WORK TO COMPLETE
Transcribe every entry word for word, leaving out all images.

[Entries taken from a collection]

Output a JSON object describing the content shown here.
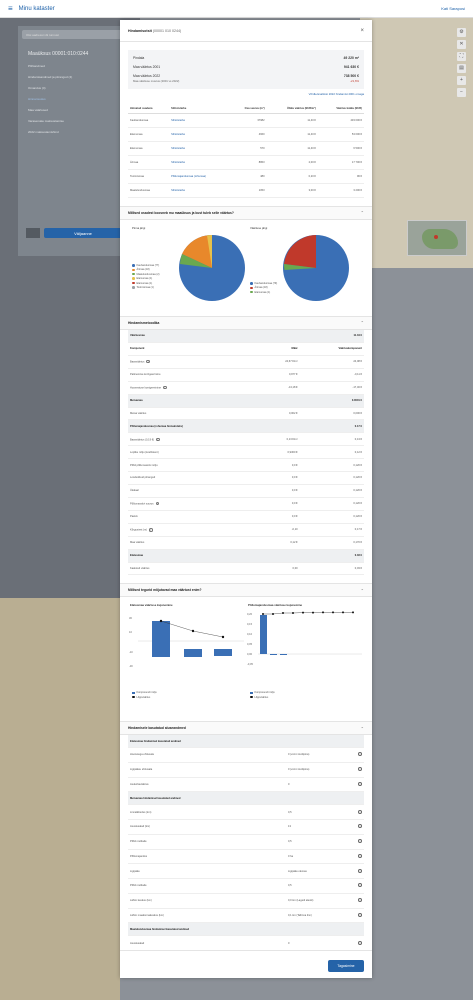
{
  "topbar": {
    "menu_label": "Minu kataster",
    "user": "Kati Saraposi"
  },
  "sidebar": {
    "search_placeholder": "Otsi aadressi või tunnust",
    "address": "Maaüksus 00001:010:0244",
    "items": [
      "Põhiandmed",
      "Hindamisandmed ja piirangud (4)",
      "Omandus (4)",
      "Hinnamuutus",
      "Maa väärtused",
      "Varasemate maksustamise",
      "2022 maksustamishind"
    ],
    "button": "Väljaanne"
  },
  "modal": {
    "title": "Hindamisotsit",
    "title_code": "(00001 010 0244)",
    "summary": {
      "area_label": "Pindala",
      "area_value": "49 220 m²",
      "value2001_label": "Maa väärtus 2001",
      "value2001_value": "941 630 €",
      "value2022_label": "Maa väärtus 2022",
      "value2022_value": "738 500 €",
      "change_label": "Maa väärtuse muutus (2001 vs 2022)",
      "change_value": "-21,6%",
      "link": "Võrdle/analüüsi 2022 hindamist 2001 omaga"
    },
    "land_table": {
      "headers": [
        "Hinnatud osadena",
        "Sihtotstarbe",
        "Osa suurus (m²)",
        "Ühiku väärtus (EUR/m²)",
        "Väärtus kokku (EUR)"
      ],
      "rows": [
        [
          "Kaubandusmaa",
          "Sihtotstarbe",
          "37982",
          "11,40 €",
          "433 000 €"
        ],
        [
          "Elamumaa",
          "Sihtotstarbe",
          "4660",
          "11,40 €",
          "53 000 €"
        ],
        [
          "Elamumaa",
          "Sihtotstarbe",
          "570",
          "11,40 €",
          "6 500 €"
        ],
        [
          "Ärimaa",
          "Sihtotstarbe",
          "8863",
          "2,00 €",
          "17 700 €"
        ],
        [
          "Tootmismaa",
          "Põllumajandusmaa (rohumaa)",
          "480",
          "0,20 €",
          "96 €"
        ],
        [
          "Maatulundusmaa",
          "Sihtotstarbe",
          "1053",
          "3,00 €",
          "3 200 €"
        ]
      ]
    },
    "pie_section": {
      "title": "Millised osadest koosneb mu maaüksus ja kust tuleb selle väärtus?",
      "left_title": "Pinna järgi",
      "right_title": "Väärtuse järgi",
      "left_legend": [
        "Kaubandusmaa (77)",
        "Ärimaa (18)",
        "Maatulundusmaa (2)",
        "Elamumaa (1)",
        "Elamumaa (1)",
        "Tootmismaa (1)"
      ],
      "right_legend": [
        "Kaubandusmaa (79)",
        "Ärimaa (18)",
        "Elamumaa (1)"
      ]
    },
    "calc_section": {
      "title": "Hindamismetoodika",
      "rows": [
        {
          "label": "Väärtusmaa",
          "a": "",
          "b": "11.34 €",
          "cls": "grey"
        },
        {
          "label": "Komponent",
          "a": "Määr",
          "b": "Väärtuskomponent",
          "cls": "hdr"
        },
        {
          "label": "Baasväärtus",
          "a": "24,67 €/m²",
          "b": "24,08 €",
          "info": true
        },
        {
          "label": "Paiknemise korrigeerimine",
          "a": "0,977 €",
          "b": "-0,11 €"
        },
        {
          "label": "Hoonestuse korrigeerimine",
          "a": "-13,18 €",
          "b": "-17,46 €",
          "info": true
        },
        {
          "label": "Metsamaa",
          "a": "",
          "b": "0.0001 €",
          "cls": "grey"
        },
        {
          "label": "Metsa väärtus",
          "a": "0,002 €",
          "b": "0,000 €"
        },
        {
          "label": "Põllumajandusmaa (rohumaa hinnaindeks)",
          "a": "",
          "b": "0.17 €",
          "cls": "grey"
        },
        {
          "label": "Baasväärtus (0,19 €)",
          "a": "0,13 €/m²",
          "b": "0,13 €",
          "info": true
        },
        {
          "label": "Lopliku mõju (koefitsient)",
          "a": "0,9300 €",
          "b": "0,12 €"
        },
        {
          "label": "PRIA põllumassiivi mõju",
          "a": "0,0 €",
          "b": "0,120 €"
        },
        {
          "label": "Looduslikud piirangud",
          "a": "0,0 €",
          "b": "0,120 €"
        },
        {
          "label": "Ülekaal",
          "a": "0,0 €",
          "b": "0,120 €"
        },
        {
          "label": "Põllumassiivi suurus",
          "a": "0,0 €",
          "b": "0,120 €",
          "info": true
        },
        {
          "label": "Paekiv",
          "a": "0,0 €",
          "b": "0,120 €"
        },
        {
          "label": "Kõrgustest (m)",
          "a": "-0,10",
          "b": "0,17 €",
          "info": true
        },
        {
          "label": "Maa väärtus",
          "a": "0,12 €",
          "b": "0,170 €"
        },
        {
          "label": "Elatusmaa",
          "a": "",
          "b": "0.03 €",
          "cls": "grey"
        },
        {
          "label": "Kaalutud väärtus",
          "a": "0,00",
          "b": "0,03 €"
        }
      ]
    },
    "bar_section": {
      "title": "Millised tegurid mõjutavad maa väärtust enim?",
      "left_title": "Elatusmaa väärtuse kujunemine",
      "right_title": "Põllumajandusmaa väärtuse kujunemine",
      "left_legend": [
        "Komponendi mõju",
        "Lõppväärtus"
      ],
      "right_legend": [
        "Komponendi mõju",
        "Lõppväärtus"
      ],
      "left_ticks": [
        "30",
        "10",
        "-10",
        "-30"
      ],
      "right_ticks": [
        "0,20",
        "0,15",
        "0,10",
        "0,05",
        "0,00",
        "-0,05"
      ]
    },
    "param_section": {
      "title": "Hindamisele kasutatud aluseandmed",
      "groups": [
        {
          "title": "Elatusmaa hindamisel kasutatud andmed",
          "rows": [
            [
              "Hoonetega ehitusala",
              "0 (vormi tooltipina)"
            ],
            [
              "Ligipääsu ehitusala",
              "0 (vormi tooltipina)"
            ],
            [
              "Asukohaväärtus",
              "0"
            ]
          ]
        },
        {
          "title": "Metsamaa hindamisel kasutatud andmed",
          "rows": [
            [
              "Linnalähedus (km)",
              "0,5"
            ],
            [
              "Asustusalad (km)",
              "13"
            ],
            [
              "PRIA muldade",
              "0,5"
            ],
            [
              "Põllumajandus",
              "0 ha"
            ],
            [
              "Ligipääs",
              "Ligipääs olemas"
            ],
            [
              "PRIA muldade",
              "0,5"
            ],
            [
              "Lähim keskus (km)",
              "0,0 km (Lagedi alevik)"
            ],
            [
              "Lähim maakonnakeskus (km)",
              "0,1 km (Tallinna linn)"
            ]
          ]
        },
        {
          "title": "Maatulundusmaa hindamisel kasutatud andmed",
          "rows": [
            [
              "Asustusalad",
              "0"
            ]
          ]
        },
        {
          "title": "Metsamaa hindamisel kasutatud andmed",
          "rows": []
        }
      ],
      "footnote": "Maa hindamisel on kasutatud hindamisprojektis kirjeldatud andmeid ja hinnatavat maaüksust kirjeldavaid andmeid"
    },
    "close_label": "Tagasimine"
  },
  "colors": {
    "accent": "#2563a8",
    "pie_blue": "#3a6fb5",
    "pie_orange": "#e8882b",
    "pie_red": "#c0392b",
    "pie_green": "#6aa84f",
    "pie_yellow": "#e6c14a",
    "pie_grey": "#9aa0a6"
  }
}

TASK RESULT
Output a JSON object describing the content shown here.
{
  "topbar": {
    "menu_label": "Minu kataster",
    "user": "Kati Saraposi"
  },
  "sidebar": {
    "search_placeholder": "Otsi aadressi või tunnust",
    "address": "Maaüksus 00001:010:0244",
    "items": [
      "Põhiandmed",
      "Hindamisandmed ja piirangud (4)",
      "Omandus (4)",
      "Hinnamuutus",
      "Maa väärtused",
      "Varasemate maksustamise",
      "2022 maksustamishind"
    ],
    "button": "Väljaanne"
  },
  "modal": {
    "title": "Hindamisotsit",
    "title_code": "(00001 010 0244)",
    "summary": {
      "area_label": "Pindala",
      "area_value": "49 220 m²",
      "value2001_label": "Maa väärtus 2001",
      "value2001_value": "941 630 €",
      "value2022_label": "Maa väärtus 2022",
      "value2022_value": "738 500 €",
      "change_label": "Maa väärtuse muutus (2001 vs 2022)",
      "change_value": "-21,6%",
      "link": "Võrdle/analüüsi 2022 hindamist 2001 omaga"
    },
    "land_table": {
      "headers": [
        "Hinnatud osadena",
        "Sihtotstarbe",
        "Osa suurus (m²)",
        "Ühiku väärtus (EUR/m²)",
        "Väärtus kokku (EUR)"
      ],
      "rows": [
        [
          "Kaubandusmaa",
          "Sihtotstarbe",
          "37982",
          "11,40 €",
          "433 000 €"
        ],
        [
          "Elamumaa",
          "Sihtotstarbe",
          "4660",
          "11,40 €",
          "53 000 €"
        ],
        [
          "Elamumaa",
          "Sihtotstarbe",
          "570",
          "11,40 €",
          "6 500 €"
        ],
        [
          "Ärimaa",
          "Sihtotstarbe",
          "8863",
          "2,00 €",
          "17 700 €"
        ],
        [
          "Tootmismaa",
          "Põllumajandusmaa (rohumaa)",
          "480",
          "0,20 €",
          "96 €"
        ],
        [
          "Maatulundusmaa",
          "Sihtotstarbe",
          "1053",
          "3,00 €",
          "3 200 €"
        ]
      ]
    },
    "pie_section": {
      "title": "Millised osadest koosneb mu maaüksus ja kust tuleb selle väärtus?",
      "left_title": "Pinna järgi",
      "right_title": "Väärtuse järgi",
      "left_legend": [
        "Kaubandusmaa (77)",
        "Ärimaa (18)",
        "Maatulundusmaa (2)",
        "Elamumaa (1)",
        "Elamumaa (1)",
        "Tootmismaa (1)"
      ],
      "right_legend": [
        "Kaubandusmaa (79)",
        "Ärimaa (18)",
        "Elamumaa (1)"
      ]
    },
    "calc_section": {
      "title": "Hindamismetoodika",
      "rows": [
        {
          "label": "Väärtusmaa",
          "a": "",
          "b": "11.34 €",
          "cls": "grey"
        },
        {
          "label": "Komponent",
          "a": "Määr",
          "b": "Väärtuskomponent",
          "cls": "hdr"
        },
        {
          "label": "Baasväärtus",
          "a": "24,67 €/m²",
          "b": "24,08 €",
          "info": true
        },
        {
          "label": "Paiknemise korrigeerimine",
          "a": "0,977 €",
          "b": "-0,11 €"
        },
        {
          "label": "Hoonestuse korrigeerimine",
          "a": "-13,18 €",
          "b": "-17,46 €",
          "info": true
        },
        {
          "label": "Metsamaa",
          "a": "",
          "b": "0.0001 €",
          "cls": "grey"
        },
        {
          "label": "Metsa väärtus",
          "a": "0,002 €",
          "b": "0,000 €"
        },
        {
          "label": "Põllumajandusmaa (rohumaa hinnaindeks)",
          "a": "",
          "b": "0.17 €",
          "cls": "grey"
        },
        {
          "label": "Baasväärtus (0,19 €)",
          "a": "0,13 €/m²",
          "b": "0,13 €",
          "info": true
        },
        {
          "label": "Lopliku mõju (koefitsient)",
          "a": "0,9300 €",
          "b": "0,12 €"
        },
        {
          "label": "PRIA põllumassiivi mõju",
          "a": "0,0 €",
          "b": "0,120 €"
        },
        {
          "label": "Looduslikud piirangud",
          "a": "0,0 €",
          "b": "0,120 €"
        },
        {
          "label": "Ülekaal",
          "a": "0,0 €",
          "b": "0,120 €"
        },
        {
          "label": "Põllumassiivi suurus",
          "a": "0,0 €",
          "b": "0,120 €",
          "info": true
        },
        {
          "label": "Paekiv",
          "a": "0,0 €",
          "b": "0,120 €"
        },
        {
          "label": "Kõrgustest (m)",
          "a": "-0,10",
          "b": "0,17 €",
          "info": true
        },
        {
          "label": "Maa väärtus",
          "a": "0,12 €",
          "b": "0,170 €"
        },
        {
          "label": "Elatusmaa",
          "a": "",
          "b": "0.03 €",
          "cls": "grey"
        },
        {
          "label": "Kaalutud väärtus",
          "a": "0,00",
          "b": "0,03 €"
        }
      ]
    },
    "bar_section": {
      "title": "Millised tegurid mõjutavad maa väärtust enim?",
      "left_title": "Elatusmaa väärtuse kujunemine",
      "right_title": "Põllumajandusmaa väärtuse kujunemine",
      "left_legend": [
        "Komponendi mõju",
        "Lõppväärtus"
      ],
      "right_legend": [
        "Komponendi mõju",
        "Lõppväärtus"
      ],
      "left_ticks": [
        "30",
        "10",
        "-10",
        "-30"
      ],
      "right_ticks": [
        "0,20",
        "0,15",
        "0,10",
        "0,05",
        "0,00",
        "-0,05"
      ]
    },
    "param_section": {
      "title": "Hindamisele kasutatud aluseandmed",
      "groups": [
        {
          "title": "Elatusmaa hindamisel kasutatud andmed",
          "rows": [
            [
              "Hoonetega ehitusala",
              "0 (vormi tooltipina)"
            ],
            [
              "Ligipääsu ehitusala",
              "0 (vormi tooltipina)"
            ],
            [
              "Asukohaväärtus",
              "0"
            ]
          ]
        },
        {
          "title": "Metsamaa hindamisel kasutatud andmed",
          "rows": [
            [
              "Linnalähedus (km)",
              "0,5"
            ],
            [
              "Asustusalad (km)",
              "13"
            ],
            [
              "PRIA muldade",
              "0,5"
            ],
            [
              "Põllumajandus",
              "0 ha"
            ],
            [
              "Ligipääs",
              "Ligipääs olemas"
            ],
            [
              "PRIA muldade",
              "0,5"
            ],
            [
              "Lähim keskus (km)",
              "0,0 km (Lagedi alevik)"
            ],
            [
              "Lähim maakonnakeskus (km)",
              "0,1 km (Tallinna linn)"
            ]
          ]
        },
        {
          "title": "Maatulundusmaa hindamisel kasutatud andmed",
          "rows": [
            [
              "Asustusalad",
              "0"
            ]
          ]
        },
        {
          "title": "Metsamaa hindamisel kasutatud andmed",
          "rows": []
        }
      ],
      "footnote": "Maa hindamisel on kasutatud hindamisprojektis kirjeldatud andmeid ja hinnatavat maaüksust kirjeldavaid andmeid"
    },
    "close_label": "Tagasimine"
  },
  "colors": {
    "accent": "#2563a8",
    "pie_blue": "#3a6fb5",
    "pie_orange": "#e8882b",
    "pie_red": "#c0392b",
    "pie_green": "#6aa84f",
    "pie_yellow": "#e6c14a",
    "pie_grey": "#9aa0a6"
  }
}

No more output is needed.